Figure content listings
============================================================
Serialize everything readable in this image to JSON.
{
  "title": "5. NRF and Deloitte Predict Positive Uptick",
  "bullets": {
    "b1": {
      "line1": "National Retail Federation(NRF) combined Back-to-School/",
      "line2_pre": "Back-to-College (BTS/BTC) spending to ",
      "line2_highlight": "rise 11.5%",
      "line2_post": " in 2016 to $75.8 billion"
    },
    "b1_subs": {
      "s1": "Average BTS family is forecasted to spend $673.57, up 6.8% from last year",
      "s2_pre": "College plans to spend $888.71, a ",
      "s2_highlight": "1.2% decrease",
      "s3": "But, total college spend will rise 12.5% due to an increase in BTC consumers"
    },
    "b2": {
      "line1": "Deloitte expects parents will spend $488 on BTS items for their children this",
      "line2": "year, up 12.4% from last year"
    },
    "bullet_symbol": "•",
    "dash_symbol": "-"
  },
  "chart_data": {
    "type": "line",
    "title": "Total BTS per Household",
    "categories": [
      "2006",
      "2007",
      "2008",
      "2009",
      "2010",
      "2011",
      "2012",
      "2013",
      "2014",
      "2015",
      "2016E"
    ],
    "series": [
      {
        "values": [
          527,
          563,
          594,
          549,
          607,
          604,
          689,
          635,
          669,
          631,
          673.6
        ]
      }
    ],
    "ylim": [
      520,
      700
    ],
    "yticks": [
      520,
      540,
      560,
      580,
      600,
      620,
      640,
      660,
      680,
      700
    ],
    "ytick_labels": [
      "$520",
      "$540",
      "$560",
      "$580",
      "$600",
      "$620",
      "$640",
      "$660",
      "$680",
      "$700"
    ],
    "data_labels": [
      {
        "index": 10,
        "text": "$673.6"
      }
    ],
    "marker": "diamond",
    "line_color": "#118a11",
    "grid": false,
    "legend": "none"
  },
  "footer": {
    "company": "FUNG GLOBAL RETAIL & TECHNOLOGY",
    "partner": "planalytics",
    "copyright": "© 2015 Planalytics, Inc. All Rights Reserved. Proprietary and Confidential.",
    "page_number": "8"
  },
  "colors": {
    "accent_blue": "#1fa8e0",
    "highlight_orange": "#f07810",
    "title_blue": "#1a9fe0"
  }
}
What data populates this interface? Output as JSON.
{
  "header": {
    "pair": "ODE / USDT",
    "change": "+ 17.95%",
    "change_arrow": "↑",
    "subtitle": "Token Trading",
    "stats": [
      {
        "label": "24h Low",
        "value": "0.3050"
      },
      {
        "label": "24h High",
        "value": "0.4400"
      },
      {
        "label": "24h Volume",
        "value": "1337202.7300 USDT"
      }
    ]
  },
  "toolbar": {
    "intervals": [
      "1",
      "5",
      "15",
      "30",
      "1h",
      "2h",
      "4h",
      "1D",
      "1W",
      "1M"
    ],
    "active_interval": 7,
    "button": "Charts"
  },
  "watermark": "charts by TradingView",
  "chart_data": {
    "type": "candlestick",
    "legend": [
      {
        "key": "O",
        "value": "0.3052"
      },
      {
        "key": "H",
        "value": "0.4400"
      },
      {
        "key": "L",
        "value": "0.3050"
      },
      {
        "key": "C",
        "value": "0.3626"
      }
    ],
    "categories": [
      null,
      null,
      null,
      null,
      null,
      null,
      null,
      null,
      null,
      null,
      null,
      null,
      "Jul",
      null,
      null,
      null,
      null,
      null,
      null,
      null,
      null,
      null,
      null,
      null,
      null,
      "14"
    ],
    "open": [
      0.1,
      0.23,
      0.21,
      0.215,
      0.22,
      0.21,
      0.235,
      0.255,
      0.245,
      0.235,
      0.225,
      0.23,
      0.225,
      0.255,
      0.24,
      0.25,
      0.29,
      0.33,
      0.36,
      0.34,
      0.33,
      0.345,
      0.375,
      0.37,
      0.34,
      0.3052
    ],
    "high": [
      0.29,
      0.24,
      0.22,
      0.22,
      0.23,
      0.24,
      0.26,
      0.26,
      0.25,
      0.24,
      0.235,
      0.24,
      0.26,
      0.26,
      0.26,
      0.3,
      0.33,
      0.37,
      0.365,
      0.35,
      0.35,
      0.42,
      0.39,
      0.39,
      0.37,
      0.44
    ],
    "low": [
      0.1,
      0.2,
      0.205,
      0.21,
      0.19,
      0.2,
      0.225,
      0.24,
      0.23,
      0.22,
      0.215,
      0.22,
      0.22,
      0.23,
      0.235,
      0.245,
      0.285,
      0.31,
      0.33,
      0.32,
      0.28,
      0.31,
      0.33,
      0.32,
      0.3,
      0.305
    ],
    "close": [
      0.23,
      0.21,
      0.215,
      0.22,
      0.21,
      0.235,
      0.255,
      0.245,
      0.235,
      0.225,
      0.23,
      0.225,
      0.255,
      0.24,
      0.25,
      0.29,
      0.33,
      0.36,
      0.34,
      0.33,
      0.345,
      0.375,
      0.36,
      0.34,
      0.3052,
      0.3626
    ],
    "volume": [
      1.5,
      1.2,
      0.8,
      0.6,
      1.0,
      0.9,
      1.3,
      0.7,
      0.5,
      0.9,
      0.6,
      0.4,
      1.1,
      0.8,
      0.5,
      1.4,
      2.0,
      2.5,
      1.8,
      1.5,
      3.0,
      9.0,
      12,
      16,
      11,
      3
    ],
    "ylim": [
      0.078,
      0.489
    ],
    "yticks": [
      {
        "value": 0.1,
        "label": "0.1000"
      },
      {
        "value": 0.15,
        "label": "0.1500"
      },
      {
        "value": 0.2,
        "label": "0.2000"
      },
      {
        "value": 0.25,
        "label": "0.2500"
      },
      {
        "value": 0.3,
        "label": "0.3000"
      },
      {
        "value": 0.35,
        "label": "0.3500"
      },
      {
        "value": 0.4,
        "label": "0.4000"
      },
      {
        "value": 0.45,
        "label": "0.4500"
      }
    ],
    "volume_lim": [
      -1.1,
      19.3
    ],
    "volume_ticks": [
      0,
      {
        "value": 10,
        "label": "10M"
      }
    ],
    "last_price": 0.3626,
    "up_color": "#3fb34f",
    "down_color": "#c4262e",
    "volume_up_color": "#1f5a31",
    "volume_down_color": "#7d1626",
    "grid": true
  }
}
============================================================
Stated exercise
Output the complete data exactly as written.

Final result
Serialize everything readable in this image to JSON.
{
  "title": "5. NRF and Deloitte Predict Positive Uptick",
  "bullets": {
    "b1": {
      "line1": "National Retail Federation(NRF) combined Back-to-School/",
      "line2_pre": "Back-to-College (BTS/BTC) spending to ",
      "line2_highlight": "rise 11.5%",
      "line2_post": " in 2016 to $75.8 billion"
    },
    "b1_subs": {
      "s1": "Average BTS family is forecasted to spend $673.57, up 6.8% from last year",
      "s2_pre": "College plans to spend $888.71, a ",
      "s2_highlight": "1.2% decrease",
      "s3": "But, total college spend will rise 12.5% due to an increase in BTC consumers"
    },
    "b2": {
      "line1": "Deloitte expects parents will spend $488 on BTS items for their children this",
      "line2": "year, up 12.4% from last year"
    },
    "bullet_symbol": "•",
    "dash_symbol": "-"
  },
  "chart_data": {
    "type": "line",
    "title": "Total BTS per Household",
    "categories": [
      "2006",
      "2007",
      "2008",
      "2009",
      "2010",
      "2011",
      "2012",
      "2013",
      "2014",
      "2015",
      "2016E"
    ],
    "series": [
      {
        "values": [
          527,
          563,
          594,
          549,
          607,
          604,
          689,
          635,
          669,
          631,
          673.6
        ]
      }
    ],
    "ylim": [
      520,
      700
    ],
    "yticks": [
      520,
      540,
      560,
      580,
      600,
      620,
      640,
      660,
      680,
      700
    ],
    "ytick_labels": [
      "$520",
      "$540",
      "$560",
      "$580",
      "$600",
      "$620",
      "$640",
      "$660",
      "$680",
      "$700"
    ],
    "data_labels": [
      {
        "index": 10,
        "text": "$673.6"
      }
    ],
    "marker": "diamond",
    "line_color": "#118a11",
    "grid": false,
    "legend": "none"
  },
  "footer": {
    "company": "FUNG GLOBAL RETAIL & TECHNOLOGY",
    "partner": "planalytics",
    "copyright": "© 2015 Planalytics, Inc. All Rights Reserved. Proprietary and Confidential.",
    "page_number": "8"
  },
  "colors": {
    "accent_blue": "#1fa8e0",
    "highlight_orange": "#f07810",
    "title_blue": "#1a9fe0"
  }
}
What data populates this interface? Output as JSON.
{
  "header": {
    "pair": "ODE / USDT",
    "change": "+ 17.95%",
    "change_arrow": "↑",
    "subtitle": "Token Trading",
    "stats": [
      {
        "label": "24h Low",
        "value": "0.3050"
      },
      {
        "label": "24h High",
        "value": "0.4400"
      },
      {
        "label": "24h Volume",
        "value": "1337202.7300 USDT"
      }
    ]
  },
  "toolbar": {
    "intervals": [
      "1",
      "5",
      "15",
      "30",
      "1h",
      "2h",
      "4h",
      "1D",
      "1W",
      "1M"
    ],
    "active_interval": 7,
    "button": "Charts"
  },
  "watermark": "charts by TradingView",
  "chart_data": {
    "type": "candlestick",
    "legend": [
      {
        "key": "O",
        "value": "0.3052"
      },
      {
        "key": "H",
        "value": "0.4400"
      },
      {
        "key": "L",
        "value": "0.3050"
      },
      {
        "key": "C",
        "value": "0.3626"
      }
    ],
    "categories": [
      null,
      null,
      null,
      null,
      null,
      null,
      null,
      null,
      null,
      null,
      null,
      null,
      "Jul",
      null,
      null,
      null,
      null,
      null,
      null,
      null,
      null,
      null,
      null,
      null,
      null,
      "14"
    ],
    "open": [
      0.1,
      0.23,
      0.21,
      0.215,
      0.22,
      0.21,
      0.235,
      0.255,
      0.245,
      0.235,
      0.225,
      0.23,
      0.225,
      0.255,
      0.24,
      0.25,
      0.29,
      0.33,
      0.36,
      0.34,
      0.33,
      0.345,
      0.375,
      0.37,
      0.34,
      0.3052
    ],
    "high": [
      0.29,
      0.24,
      0.22,
      0.22,
      0.23,
      0.24,
      0.26,
      0.26,
      0.25,
      0.24,
      0.235,
      0.24,
      0.26,
      0.26,
      0.26,
      0.3,
      0.33,
      0.37,
      0.365,
      0.35,
      0.35,
      0.42,
      0.39,
      0.39,
      0.37,
      0.44
    ],
    "low": [
      0.1,
      0.2,
      0.205,
      0.21,
      0.19,
      0.2,
      0.225,
      0.24,
      0.23,
      0.22,
      0.215,
      0.22,
      0.22,
      0.23,
      0.235,
      0.245,
      0.285,
      0.31,
      0.33,
      0.32,
      0.28,
      0.31,
      0.33,
      0.32,
      0.3,
      0.305
    ],
    "close": [
      0.23,
      0.21,
      0.215,
      0.22,
      0.21,
      0.235,
      0.255,
      0.245,
      0.235,
      0.225,
      0.23,
      0.225,
      0.255,
      0.24,
      0.25,
      0.29,
      0.33,
      0.36,
      0.34,
      0.33,
      0.345,
      0.375,
      0.36,
      0.34,
      0.3052,
      0.3626
    ],
    "volume": [
      1.5,
      1.2,
      0.8,
      0.6,
      1.0,
      0.9,
      1.3,
      0.7,
      0.5,
      0.9,
      0.6,
      0.4,
      1.1,
      0.8,
      0.5,
      1.4,
      2.0,
      2.5,
      1.8,
      1.5,
      3.0,
      9.0,
      12,
      16,
      11,
      3
    ],
    "ylim": [
      0.078,
      0.489
    ],
    "yticks": [
      {
        "value": 0.1,
        "label": "0.1000"
      },
      {
        "value": 0.15,
        "label": "0.1500"
      },
      {
        "value": 0.2,
        "label": "0.2000"
      },
      {
        "value": 0.25,
        "label": "0.2500"
      },
      {
        "value": 0.3,
        "label": "0.3000"
      },
      {
        "value": 0.35,
        "label": "0.3500"
      },
      {
        "value": 0.4,
        "label": "0.4000"
      },
      {
        "value": 0.45,
        "label": "0.4500"
      }
    ],
    "volume_lim": [
      -1.1,
      19.3
    ],
    "volume_ticks": [
      0,
      {
        "value": 10,
        "label": "10M"
      }
    ],
    "last_price": 0.3626,
    "up_color": "#3fb34f",
    "down_color": "#c4262e",
    "volume_up_color": "#1f5a31",
    "volume_down_color": "#7d1626",
    "grid": true
  }
}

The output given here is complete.